## Written exercise
Wherever the word "name" shows up in a line, please copy that line.

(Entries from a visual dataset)

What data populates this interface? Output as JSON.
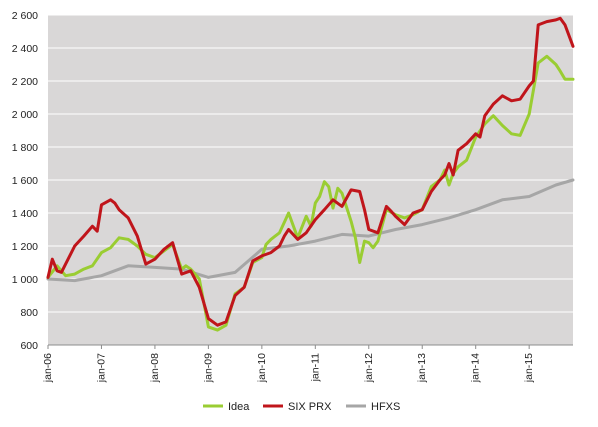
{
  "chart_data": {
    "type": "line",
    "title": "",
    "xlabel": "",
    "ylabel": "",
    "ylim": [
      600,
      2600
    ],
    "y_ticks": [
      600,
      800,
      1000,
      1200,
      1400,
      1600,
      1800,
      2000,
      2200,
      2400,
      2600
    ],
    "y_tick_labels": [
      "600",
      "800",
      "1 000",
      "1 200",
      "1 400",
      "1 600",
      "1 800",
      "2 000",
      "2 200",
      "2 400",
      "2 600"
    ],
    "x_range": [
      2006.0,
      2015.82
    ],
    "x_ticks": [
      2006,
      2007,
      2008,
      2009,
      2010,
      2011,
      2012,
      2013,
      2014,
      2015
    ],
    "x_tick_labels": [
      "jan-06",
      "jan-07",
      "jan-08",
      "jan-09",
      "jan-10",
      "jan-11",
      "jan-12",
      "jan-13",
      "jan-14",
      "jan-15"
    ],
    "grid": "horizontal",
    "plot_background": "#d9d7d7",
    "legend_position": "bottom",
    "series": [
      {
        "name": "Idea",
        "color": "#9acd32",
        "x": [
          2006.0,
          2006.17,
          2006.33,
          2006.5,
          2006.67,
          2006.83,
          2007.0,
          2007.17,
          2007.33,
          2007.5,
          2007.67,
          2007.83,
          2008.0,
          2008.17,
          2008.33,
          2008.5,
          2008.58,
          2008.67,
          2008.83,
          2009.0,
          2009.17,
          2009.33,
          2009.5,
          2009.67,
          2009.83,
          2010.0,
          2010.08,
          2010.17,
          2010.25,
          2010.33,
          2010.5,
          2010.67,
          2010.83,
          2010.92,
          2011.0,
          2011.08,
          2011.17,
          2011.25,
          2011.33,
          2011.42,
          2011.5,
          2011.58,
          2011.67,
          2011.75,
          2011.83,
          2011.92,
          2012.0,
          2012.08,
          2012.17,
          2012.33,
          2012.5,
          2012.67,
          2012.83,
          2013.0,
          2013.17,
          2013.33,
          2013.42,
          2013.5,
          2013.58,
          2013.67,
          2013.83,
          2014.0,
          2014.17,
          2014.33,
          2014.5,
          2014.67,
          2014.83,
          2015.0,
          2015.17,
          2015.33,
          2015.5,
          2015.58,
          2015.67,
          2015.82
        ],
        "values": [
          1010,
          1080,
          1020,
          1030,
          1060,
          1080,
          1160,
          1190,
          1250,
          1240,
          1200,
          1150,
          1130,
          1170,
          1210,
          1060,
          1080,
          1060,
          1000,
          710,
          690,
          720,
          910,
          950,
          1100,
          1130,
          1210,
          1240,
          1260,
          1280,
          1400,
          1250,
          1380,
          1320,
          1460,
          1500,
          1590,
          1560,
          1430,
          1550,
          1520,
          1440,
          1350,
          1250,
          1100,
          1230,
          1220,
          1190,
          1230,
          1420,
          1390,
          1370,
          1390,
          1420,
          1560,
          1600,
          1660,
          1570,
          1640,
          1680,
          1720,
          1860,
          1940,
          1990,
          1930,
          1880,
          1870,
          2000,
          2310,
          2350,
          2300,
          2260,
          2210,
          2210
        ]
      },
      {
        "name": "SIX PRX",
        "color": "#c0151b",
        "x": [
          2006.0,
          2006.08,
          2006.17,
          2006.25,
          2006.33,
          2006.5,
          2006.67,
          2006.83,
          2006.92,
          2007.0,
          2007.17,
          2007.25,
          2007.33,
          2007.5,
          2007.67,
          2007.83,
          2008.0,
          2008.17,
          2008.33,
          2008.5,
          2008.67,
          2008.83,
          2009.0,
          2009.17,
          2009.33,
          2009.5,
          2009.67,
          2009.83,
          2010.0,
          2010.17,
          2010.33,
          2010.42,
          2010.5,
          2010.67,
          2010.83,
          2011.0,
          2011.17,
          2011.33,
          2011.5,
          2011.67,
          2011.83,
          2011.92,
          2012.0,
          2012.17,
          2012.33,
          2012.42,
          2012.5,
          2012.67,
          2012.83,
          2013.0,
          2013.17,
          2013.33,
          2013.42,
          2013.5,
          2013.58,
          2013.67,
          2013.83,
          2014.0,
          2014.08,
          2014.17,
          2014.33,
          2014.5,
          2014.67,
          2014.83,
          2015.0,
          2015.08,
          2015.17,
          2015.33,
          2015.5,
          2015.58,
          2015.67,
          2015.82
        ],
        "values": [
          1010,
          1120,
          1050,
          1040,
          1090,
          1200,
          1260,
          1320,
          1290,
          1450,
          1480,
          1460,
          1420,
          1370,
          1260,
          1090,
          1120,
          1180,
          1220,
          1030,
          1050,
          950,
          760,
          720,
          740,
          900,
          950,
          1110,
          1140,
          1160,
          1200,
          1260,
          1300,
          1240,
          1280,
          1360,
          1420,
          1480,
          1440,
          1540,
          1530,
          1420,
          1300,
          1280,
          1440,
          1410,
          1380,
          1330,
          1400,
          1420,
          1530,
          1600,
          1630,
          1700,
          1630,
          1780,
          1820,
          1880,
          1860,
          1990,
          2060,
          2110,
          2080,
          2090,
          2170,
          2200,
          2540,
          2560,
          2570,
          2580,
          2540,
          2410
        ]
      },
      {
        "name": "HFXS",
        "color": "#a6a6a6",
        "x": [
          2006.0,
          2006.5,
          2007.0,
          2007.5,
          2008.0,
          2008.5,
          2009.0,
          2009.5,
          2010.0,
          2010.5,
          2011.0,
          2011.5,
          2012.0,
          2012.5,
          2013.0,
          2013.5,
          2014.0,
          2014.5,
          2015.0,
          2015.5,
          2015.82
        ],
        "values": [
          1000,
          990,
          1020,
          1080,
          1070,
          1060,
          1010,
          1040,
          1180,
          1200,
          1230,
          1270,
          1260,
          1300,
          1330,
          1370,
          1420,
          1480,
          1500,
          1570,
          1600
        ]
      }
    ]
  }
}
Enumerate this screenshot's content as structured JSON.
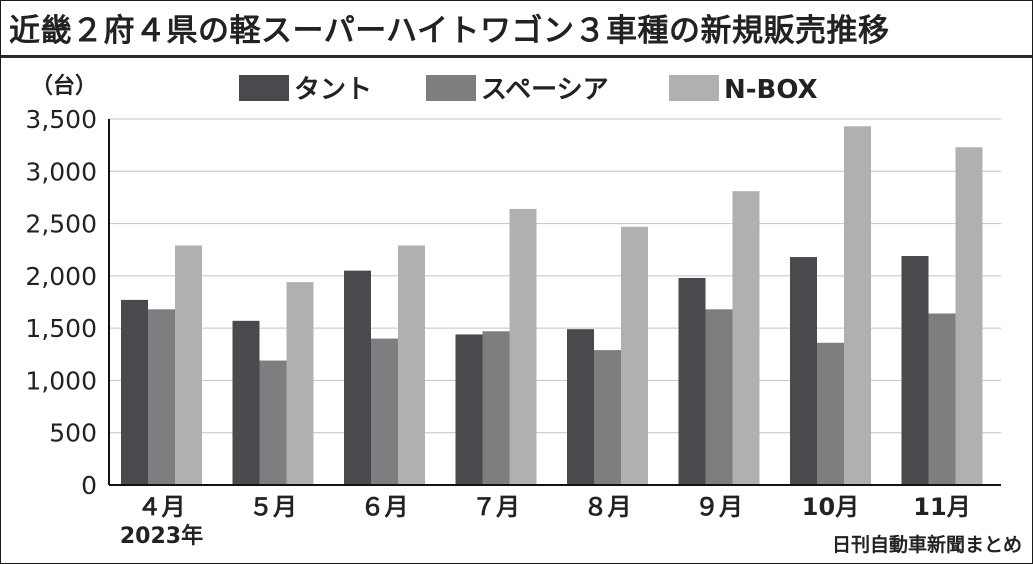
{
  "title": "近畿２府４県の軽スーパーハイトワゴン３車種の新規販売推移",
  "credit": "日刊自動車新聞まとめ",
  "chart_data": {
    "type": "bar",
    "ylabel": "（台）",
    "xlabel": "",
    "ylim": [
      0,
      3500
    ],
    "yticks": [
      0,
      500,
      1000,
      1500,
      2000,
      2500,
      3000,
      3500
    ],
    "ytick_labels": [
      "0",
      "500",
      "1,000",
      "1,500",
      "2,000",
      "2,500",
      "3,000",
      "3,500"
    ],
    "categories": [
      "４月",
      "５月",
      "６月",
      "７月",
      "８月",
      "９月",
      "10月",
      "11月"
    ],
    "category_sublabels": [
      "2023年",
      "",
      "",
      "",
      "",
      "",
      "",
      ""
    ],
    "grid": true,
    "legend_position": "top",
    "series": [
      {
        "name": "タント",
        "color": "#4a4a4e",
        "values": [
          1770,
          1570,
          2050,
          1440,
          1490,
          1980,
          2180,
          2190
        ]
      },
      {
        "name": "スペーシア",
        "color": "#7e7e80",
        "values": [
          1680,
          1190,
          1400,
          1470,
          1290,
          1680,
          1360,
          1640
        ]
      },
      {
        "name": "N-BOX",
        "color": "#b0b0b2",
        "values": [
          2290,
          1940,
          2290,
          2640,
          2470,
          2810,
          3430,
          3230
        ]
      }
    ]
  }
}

## Exercise result
        "name": "Idea",
        "name": "SIX PRX",
        "name": "HFXS",
        "name": "タント",
        "name": "スペーシア",
        "name": "N-BOX",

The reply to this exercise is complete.